▸ **TEXTO PROPORCIONADO**:
__________________________________________________

The menu y el fetichismo de la mercancía

Acabo de ver la película de 2022, The Menu, y tengo que decir que ha sido toda una sorpresa. Ya sabéis cómo funciona esto: estás un martes cualquiera, con el café a medio beber, en modo zombie antes de ir al curro, y te pones a perder el tiempo en YouTube. Que si un vídeo de un pavo explicando cosas que nunca usarás en tu vida, que si un tutorial sobre cómo organizar la casa (spoiler: nunca lo harás), hasta que, ¡bam!, me topo con un nuevo vídeo de la Filmoteca Maldita. Bendito algoritmo, pienso. Así que le doy play y me engancho. Claro, lo que pasa siempre: el vídeo empieza a desglosar The Menu, una peli que tenía en mi interminable watchlist (esa lista que más que lista es un cementerio de buenas intenciones). Entonces me digo: “Bueno mañana tengo el día libre, ¿por qué no?”. Pues lo hice, y joder, qué maravilla.

__________________________________________________

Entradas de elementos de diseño
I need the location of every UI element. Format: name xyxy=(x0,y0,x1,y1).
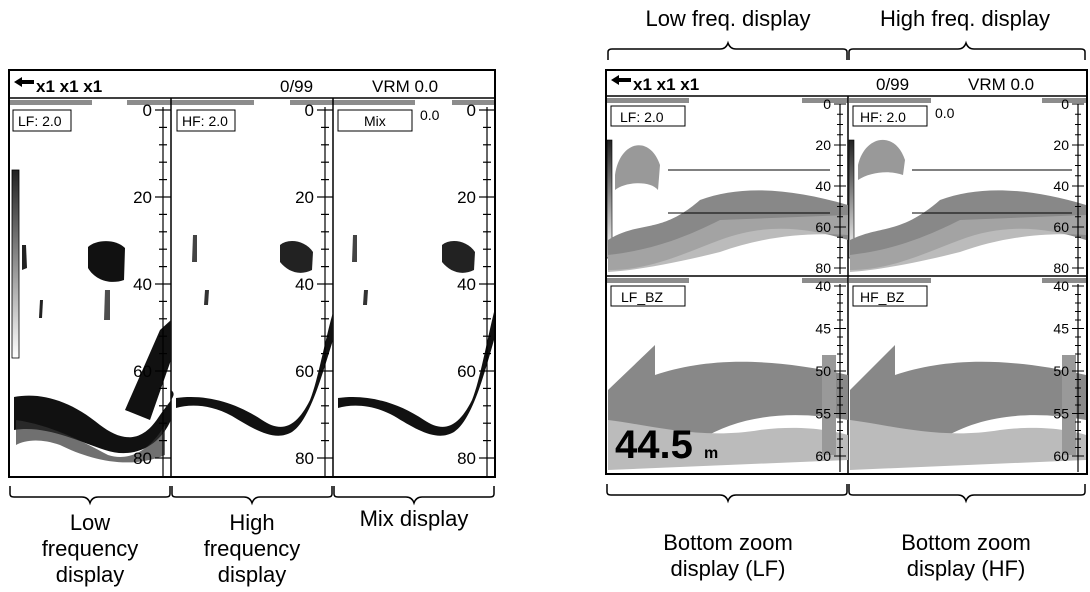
caption-lf: frequency xyxy=(42,536,139,561)
caption-lf: display xyxy=(56,562,124,587)
caption-low-freq: Low freq. display xyxy=(645,6,810,31)
range-bar xyxy=(290,100,333,105)
depth-label: 45 xyxy=(1053,320,1069,336)
depth-label: 20 xyxy=(1053,137,1069,153)
depth-label: 40 xyxy=(1053,178,1069,194)
right-header: x1 x1 x1 0/99 VRM 0.0 xyxy=(606,75,1087,97)
caption-lf: Low xyxy=(70,510,110,535)
caption-hf: High xyxy=(229,510,274,535)
panel-tag: LF_BZ xyxy=(621,289,663,305)
left-display: x1 x1 x1 0/99 VRM 0.0 LF: 2.0 xyxy=(8,69,496,587)
depth-label: 80 xyxy=(457,449,476,468)
zoom-levels-label: x1 x1 x1 xyxy=(633,75,699,94)
depth-label: 60 xyxy=(815,219,831,235)
depth-label: 50 xyxy=(1053,363,1069,379)
caption-bz-lf: Bottom zoom xyxy=(663,530,793,555)
depth-readout: 44.5 xyxy=(615,423,693,467)
vrm-marker-label: 0.0 xyxy=(935,105,955,121)
depth-unit: m xyxy=(704,445,718,462)
panel-tag: HF: 2.0 xyxy=(182,113,228,129)
depth-label: 40 xyxy=(815,278,831,294)
depth-label: 40 xyxy=(457,275,476,294)
caption-mix: Mix display xyxy=(360,506,469,531)
depth-label: 80 xyxy=(1053,260,1069,276)
counter-label: 0/99 xyxy=(876,75,909,94)
depth-label: 60 xyxy=(133,362,152,381)
hf-panel: HF: 2.0 xyxy=(176,109,333,436)
depth-label: 50 xyxy=(815,363,831,379)
color-scale-bar xyxy=(11,169,20,359)
right-display: Low freq. display High freq. display x1 … xyxy=(605,6,1088,581)
depth-label: 60 xyxy=(815,448,831,464)
panel-tag: Mix xyxy=(364,113,386,129)
range-bar xyxy=(452,100,494,105)
caption-bracket xyxy=(848,40,1086,60)
vrm-label: VRM 0.0 xyxy=(372,77,438,96)
caption-bz-hf: display (HF) xyxy=(907,556,1026,581)
depth-label: 20 xyxy=(295,188,314,207)
lower-lf-bz-panel: LF_BZ xyxy=(608,285,848,470)
upper-lf-panel: LF: 2.0 xyxy=(606,105,848,272)
depth-label: 45 xyxy=(815,320,831,336)
range-bar xyxy=(10,100,92,105)
depth-label: 0 xyxy=(823,96,831,112)
depth-label: 60 xyxy=(1053,448,1069,464)
depth-label: 55 xyxy=(815,405,831,421)
range-bar xyxy=(333,100,415,105)
caption-bracket xyxy=(333,486,495,506)
panel-tag: LF: 2.0 xyxy=(18,113,62,129)
caption-bracket xyxy=(9,486,171,506)
caption-bracket xyxy=(171,486,333,506)
range-bar xyxy=(172,100,254,105)
depth-label: 0 xyxy=(305,101,314,120)
caption-high-freq: High freq. display xyxy=(880,6,1050,31)
depth-label: 40 xyxy=(295,275,314,294)
counter-label: 0/99 xyxy=(280,77,313,96)
mix-panel: Mix 0.0 xyxy=(337,107,494,436)
depth-label: 55 xyxy=(1053,405,1069,421)
depth-label: 40 xyxy=(815,178,831,194)
left-arrow-icon xyxy=(611,75,631,85)
caption-bracket xyxy=(606,484,848,504)
left-display-frame xyxy=(8,69,496,478)
range-bar xyxy=(127,100,172,105)
caption-bracket xyxy=(607,40,848,60)
zoom-levels-label: x1 x1 x1 xyxy=(36,77,102,96)
depth-scales xyxy=(162,107,488,477)
lower-hf-bz-panel: HF_BZ xyxy=(850,285,1086,470)
depth-label: 60 xyxy=(1053,219,1069,235)
upper-hf-panel: HF: 2.0 0.0 xyxy=(848,105,1086,272)
depth-label: 0 xyxy=(1061,96,1069,112)
panel-tag: LF: 2.0 xyxy=(620,109,664,125)
depth-label: 0 xyxy=(143,101,152,120)
depth-label: 40 xyxy=(133,275,152,294)
panel-tag: HF_BZ xyxy=(860,289,905,305)
depth-label: 80 xyxy=(815,260,831,276)
caption-bracket xyxy=(848,484,1086,504)
depth-label: 80 xyxy=(295,449,314,468)
depth-label: 20 xyxy=(133,188,152,207)
depth-label: 40 xyxy=(1053,278,1069,294)
caption-bz-hf: Bottom zoom xyxy=(901,530,1031,555)
right-depth-scales xyxy=(839,104,1079,472)
caption-hf: display xyxy=(218,562,286,587)
depth-label: 0 xyxy=(467,101,476,120)
depth-label: 60 xyxy=(295,362,314,381)
caption-hf: frequency xyxy=(204,536,301,561)
depth-label: 60 xyxy=(457,362,476,381)
depth-label: 20 xyxy=(815,137,831,153)
caption-bz-lf: display (LF) xyxy=(671,556,786,581)
left-arrow-icon xyxy=(14,77,34,87)
left-header: x1 x1 x1 0/99 VRM 0.0 xyxy=(9,77,495,99)
depth-label: 20 xyxy=(457,188,476,207)
vrm-marker-label: 0.0 xyxy=(420,107,440,123)
vrm-label: VRM 0.0 xyxy=(968,75,1034,94)
panel-tag: HF: 2.0 xyxy=(860,109,906,125)
lf-panel: LF: 2.0 xyxy=(11,109,174,463)
depth-label: 80 xyxy=(133,449,152,468)
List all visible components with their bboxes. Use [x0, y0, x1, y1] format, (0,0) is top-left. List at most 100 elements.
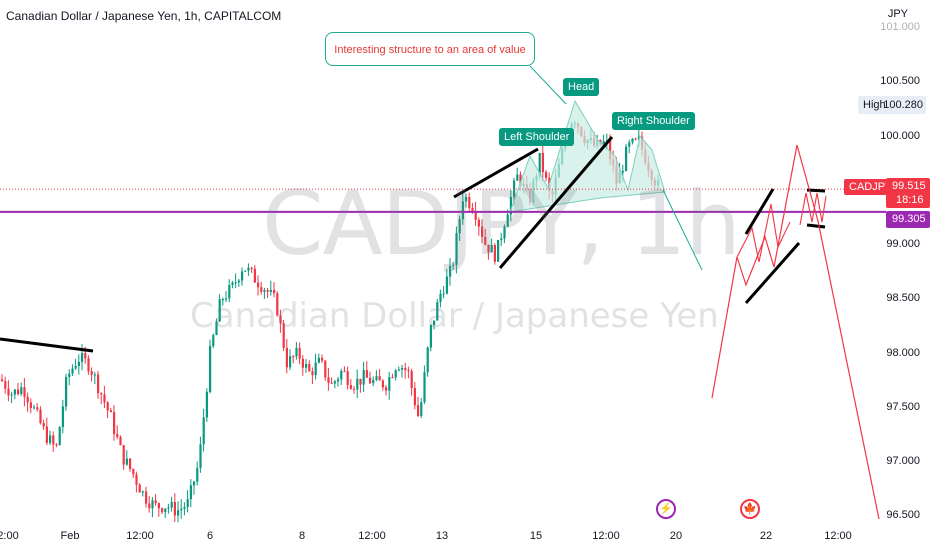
candle-body	[1, 379, 4, 381]
candle-body	[375, 376, 378, 380]
last-price-marker: 99.515 18:16	[886, 178, 930, 208]
candle-body	[423, 372, 426, 403]
candle-body	[164, 508, 167, 513]
candle-body	[10, 394, 13, 396]
candle-body	[369, 377, 372, 384]
head-and-shoulders-pattern[interactable]	[509, 99, 666, 213]
candle-body	[157, 503, 160, 509]
candle-body	[167, 507, 170, 509]
chart-symbol-title[interactable]: Canadian Dollar / Japanese Yen, 1h, CAPI…	[6, 9, 282, 23]
projection-zigzag-2	[799, 192, 827, 226]
canada-flag-event-icon[interactable]: 🍁	[740, 499, 760, 519]
candle-body	[269, 289, 272, 292]
candle-body	[148, 503, 151, 509]
candle-body	[263, 290, 266, 292]
time-tick-label: 8	[298, 530, 306, 542]
left-shoulder-label[interactable]: Left Shoulder	[499, 128, 575, 146]
candle-body	[602, 141, 605, 145]
candle-body	[39, 409, 42, 424]
candle-body	[273, 289, 276, 294]
candle-body	[484, 237, 487, 245]
candle-body	[177, 510, 180, 516]
candle-body	[42, 423, 45, 427]
candle-body	[634, 138, 637, 140]
projection-arrow-line[interactable]	[662, 189, 703, 271]
candle-body	[260, 287, 263, 292]
candle-body	[145, 491, 148, 504]
candle-body	[317, 357, 320, 363]
candle-body	[433, 320, 436, 325]
candle-body	[625, 146, 628, 171]
candle-body	[234, 282, 237, 284]
candle-body	[132, 468, 135, 475]
candle-body	[490, 245, 493, 253]
price-tick-label: 96.500	[886, 509, 920, 522]
price-tick-label: 99.000	[886, 238, 920, 250]
candle-body	[45, 426, 48, 443]
candle-body	[58, 427, 61, 446]
candle-body	[55, 444, 58, 446]
candle-body	[199, 444, 202, 468]
candle-body	[321, 357, 324, 361]
high-label-text: High	[863, 99, 886, 111]
right-shoulder-label[interactable]: Right Shoulder	[612, 112, 695, 130]
channel-upper-line[interactable]	[453, 147, 539, 199]
candle-body	[129, 458, 132, 469]
candle-body	[237, 280, 240, 283]
candle-body	[458, 219, 461, 234]
candle-body	[257, 282, 260, 288]
channel-lower-line[interactable]	[498, 136, 614, 269]
candle-body	[538, 152, 541, 177]
candle-body	[93, 374, 96, 376]
candle-body	[289, 356, 292, 368]
candle-body	[404, 367, 407, 371]
candle-body	[20, 387, 23, 395]
candle-body	[487, 244, 490, 253]
candle-body	[29, 402, 32, 409]
candle-body	[311, 371, 314, 376]
head-label[interactable]: Head	[563, 78, 600, 96]
candle-body	[381, 380, 384, 388]
annotation-callout[interactable]: Interesting structure to an area of valu…	[325, 32, 535, 66]
time-tick-label: 22	[759, 530, 773, 542]
candle-body	[292, 356, 295, 358]
candle-body	[100, 393, 103, 395]
candle-body	[628, 142, 631, 147]
callout-pointer-line[interactable]	[529, 65, 567, 105]
candle-body	[506, 214, 509, 227]
time-tick-label: 12:00	[358, 530, 386, 542]
flag-lower-line[interactable]	[744, 242, 801, 304]
candle-body	[49, 435, 52, 443]
price-tick-label: 97.500	[886, 400, 920, 413]
candle-body	[84, 353, 87, 359]
symbol-price-badge: CADJPY	[844, 179, 898, 195]
news-event-icon[interactable]: ⚡	[656, 499, 676, 519]
time-tick-label: 6	[206, 530, 214, 542]
candle-body	[183, 506, 186, 509]
candle-body	[394, 370, 397, 378]
candle-body	[301, 358, 304, 368]
candle-body	[609, 140, 612, 160]
candle-body	[205, 391, 208, 418]
high-label-value: 100.280	[883, 99, 923, 111]
candle-body	[68, 373, 71, 378]
candle-body	[516, 174, 519, 181]
trend-line[interactable]	[0, 337, 94, 353]
candle-body	[231, 282, 234, 285]
high-price-label: High 100.280	[858, 96, 926, 114]
candle-body	[365, 370, 368, 378]
time-tick-label: 12:00	[126, 530, 154, 542]
candle-body	[308, 364, 311, 372]
candle-body	[228, 284, 231, 299]
flag-bottom-line[interactable]	[806, 223, 826, 229]
flag-upper-line[interactable]	[744, 188, 775, 235]
candle-body	[391, 377, 394, 379]
candle-body	[154, 500, 157, 504]
candle-body	[253, 268, 256, 283]
candle-body	[109, 410, 112, 413]
candle-body	[420, 402, 423, 416]
candle-body	[417, 405, 420, 416]
candle-body	[410, 371, 413, 389]
candle-body	[474, 211, 477, 220]
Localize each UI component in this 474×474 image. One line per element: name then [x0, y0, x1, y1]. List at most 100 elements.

__________________________________________________

▸ **TUS TAREAS**:
- a) ¿Qué vídeos de YouTube menciona el texto sobre The Menu? Enuméralos todos.
- b) ¿Puedes copiar sin cambios el tramo de las filas que empieza con la línea que contiene "379, 4, 381]" y termina con la que contiene "530, 306, 542]", ambas incluidas?
El texto y las filas son materiales independientes entre sí.

▸ **TAREAS RESUELTAS**:
- a)
- Un vídeo de un pavo explicando cosas que nunca usarás en tu vida
- Un tutorial sobre cómo organizar la casa
- Un nuevo vídeo de la Filmoteca Maldita, que desglosa The Menu

- b)
candle-body	[1, 379, 4, 381]
candle-body	[375, 376, 378, 380]
last-price-marker: 99.515 18:16	[886, 178, 930, 208]
candle-body	[423, 372, 426, 403]
candle-body	[164, 508, 167, 513]
candle-body	[10, 394, 13, 396]
candle-body	[369, 377, 372, 384]
head-and-shoulders-pattern[interactable]	[509, 99, 666, 213]
candle-body	[157, 503, 160, 509]
candle-body	[167, 507, 170, 509]
chart-symbol-title[interactable]: Canadian Dollar / Japanese Yen, 1h, CAPI…	[6, 9, 282, 23]
projection-zigzag-2	[799, 192, 827, 226]
canada-flag-event-icon[interactable]: 🍁	[740, 499, 760, 519]
candle-body	[269, 289, 272, 292]
candle-body	[148, 503, 151, 509]
candle-body	[263, 290, 266, 292]
time-tick-label: 8	[298, 530, 306, 542]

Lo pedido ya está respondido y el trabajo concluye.